• **Required task**
Please check statements (a), (b), and (c) against the forum thread on sparse gpuArray indexing, and for each, answer yes or no with the exact words of the thread that settle it. (a) Referencing S(1:5,:) on a sparse gpuArray runs without an error. (b) Extracting a single row or column of a sparse gpuArray works. (c) The documentation explicitly states that the index must be a single value.

• **Excerpt provided**

Sparse gpuArray indexing limitations

Question

0 votes

When trying to extract a sub-matrix of a sparse gpuArray, I get,

>> S=gpuArray(sprand(100,100,0.1));
>> S(1:5,1:5)

Sparse gpuArray matrices only support referencing whole rows or whole columns.

OK, but here, I am indexing a block of complete rows and get the same error,

>> S(1:5,:)

Sparse gpuArray matrices only support referencing whole rows or whole columns.

Aside from this, what is the internal hurdle that makes subsrefing a sparse matrix so hard on the GPU? This has been a limitation for quite a while now.

3 Comments
Show 1 older comment Hide 1 older comment

Matt J on 5 Jul 2026 at 0:48

Open in MATLAB Online

Yes, single row/column extraction works,

>> S=gpuArray.speye(3);
>> S(1,:)

ans =

1×3 sparse gpuArray double row vector (1 nonzero)

(1,1) 1

>> S(:,1)

ans =

3×1 sparse gpuArray double column vector (1 nonzero)

(1,1) 1

But I wonder why that would be the limit. If you can do one, surely you should be able to do more?

dpb on 5 Jul 2026 at 11:44

Edited: dpb on 5 Jul 2026 at 22:15

Open in MATLAB Online

Theoretically, yes it could be done but doing so creates the complexity issue noted before so the ability isn't directly supported. Reading the gpuArray doc on <Working With Sparse GPU Arrays> again and parsing the addressing discussion more carefully, it appears to be a restriction documented by example and the implication that index is a single value, not by an explicit statement. "Sparse GPU arrays only support referencing whole rows or columns by index. For example ..." uses 5 in that example but doesn't directly state that "index" cannot be a colon expression. Like you apparently, @Matt J, I initially presumed the index could be generalized as with addressing in-memory arrays, sparse or not.

If this operation is needed, it would have to be implemented by extracting each row/column individually and catenating them in local memory as assigning values to sparse GPU arrays by index is not supported. The result would then have to be moved to a GPU array from memory.

It's not clear from the documentation whether the writing restrictions precludes something like

B=gpuArray(sparse([]));     % empty sparse GPU array????
for i=1:5
  B=[B;S(i,:)];
end

but I suspect they do/will.

Syntax issues aside, even if it were to work, constructing a new sparse matrix dynamically would require the GPU to rebuild the entire CSR/CSC data structure for every iteration. If it were toy-sized arrays this might be feasible, but presuming real cases would be large enough to actually need sparse instead of dense arrays, the reconstruction sequentially would undoubtedly turn out to be prohibitively slow.

It's hard to not expect all the basic indexing flexibility that is inherent in MATLAB memory access to be available, but the GPU is a completely different architecture and the sotware implementation is so drastically different that virtually all the pardigms that are so ingrained just don't carry over effectively to that environment.

Sign in to comment.

Sign in to answer this question.

• **Supplied material**
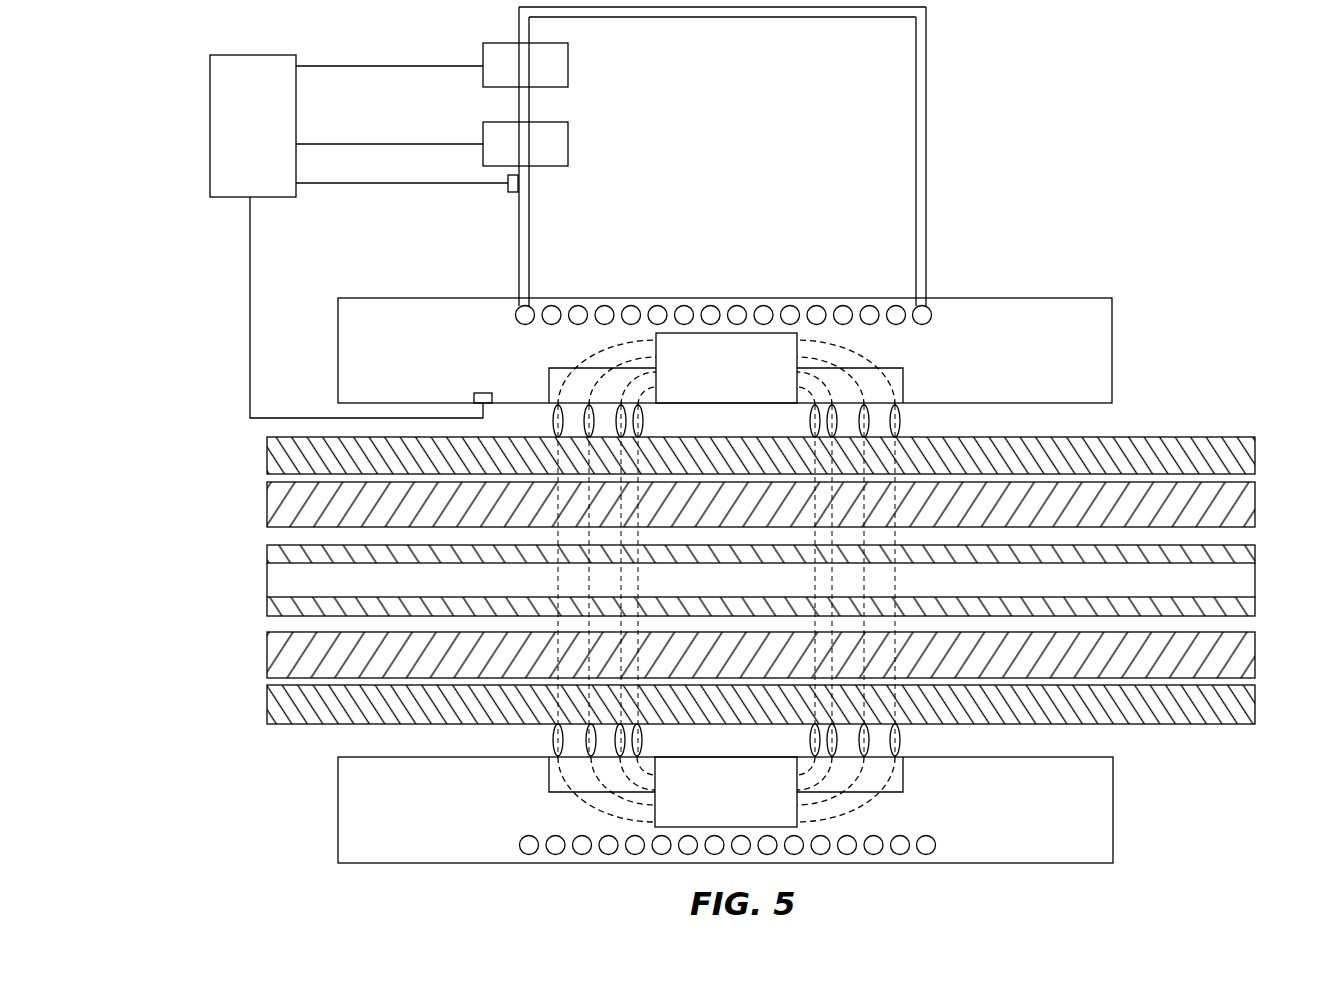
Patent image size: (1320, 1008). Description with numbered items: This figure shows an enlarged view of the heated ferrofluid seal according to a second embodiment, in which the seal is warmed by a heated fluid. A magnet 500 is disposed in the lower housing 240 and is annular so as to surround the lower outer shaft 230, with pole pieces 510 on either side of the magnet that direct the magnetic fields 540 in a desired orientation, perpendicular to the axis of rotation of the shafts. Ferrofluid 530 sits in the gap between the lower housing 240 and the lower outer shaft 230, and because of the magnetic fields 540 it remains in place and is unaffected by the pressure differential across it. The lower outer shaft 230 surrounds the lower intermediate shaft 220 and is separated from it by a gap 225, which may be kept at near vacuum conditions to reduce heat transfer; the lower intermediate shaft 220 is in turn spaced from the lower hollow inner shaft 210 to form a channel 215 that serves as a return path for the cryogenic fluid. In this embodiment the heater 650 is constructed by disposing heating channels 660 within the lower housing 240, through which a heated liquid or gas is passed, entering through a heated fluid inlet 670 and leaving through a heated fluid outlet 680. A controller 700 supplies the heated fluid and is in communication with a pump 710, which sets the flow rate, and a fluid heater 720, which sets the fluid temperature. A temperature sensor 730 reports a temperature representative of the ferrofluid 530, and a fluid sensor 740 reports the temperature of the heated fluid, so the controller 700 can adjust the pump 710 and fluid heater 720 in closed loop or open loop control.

• **Expected output**
(a) No: "I am indexing a block of complete rows and get the same error"
(b) Yes: "Yes, single row/column extraction works"
(c) No: "it appears to be a restriction documented by example and the implication that index is a single value, not by an explicit statement"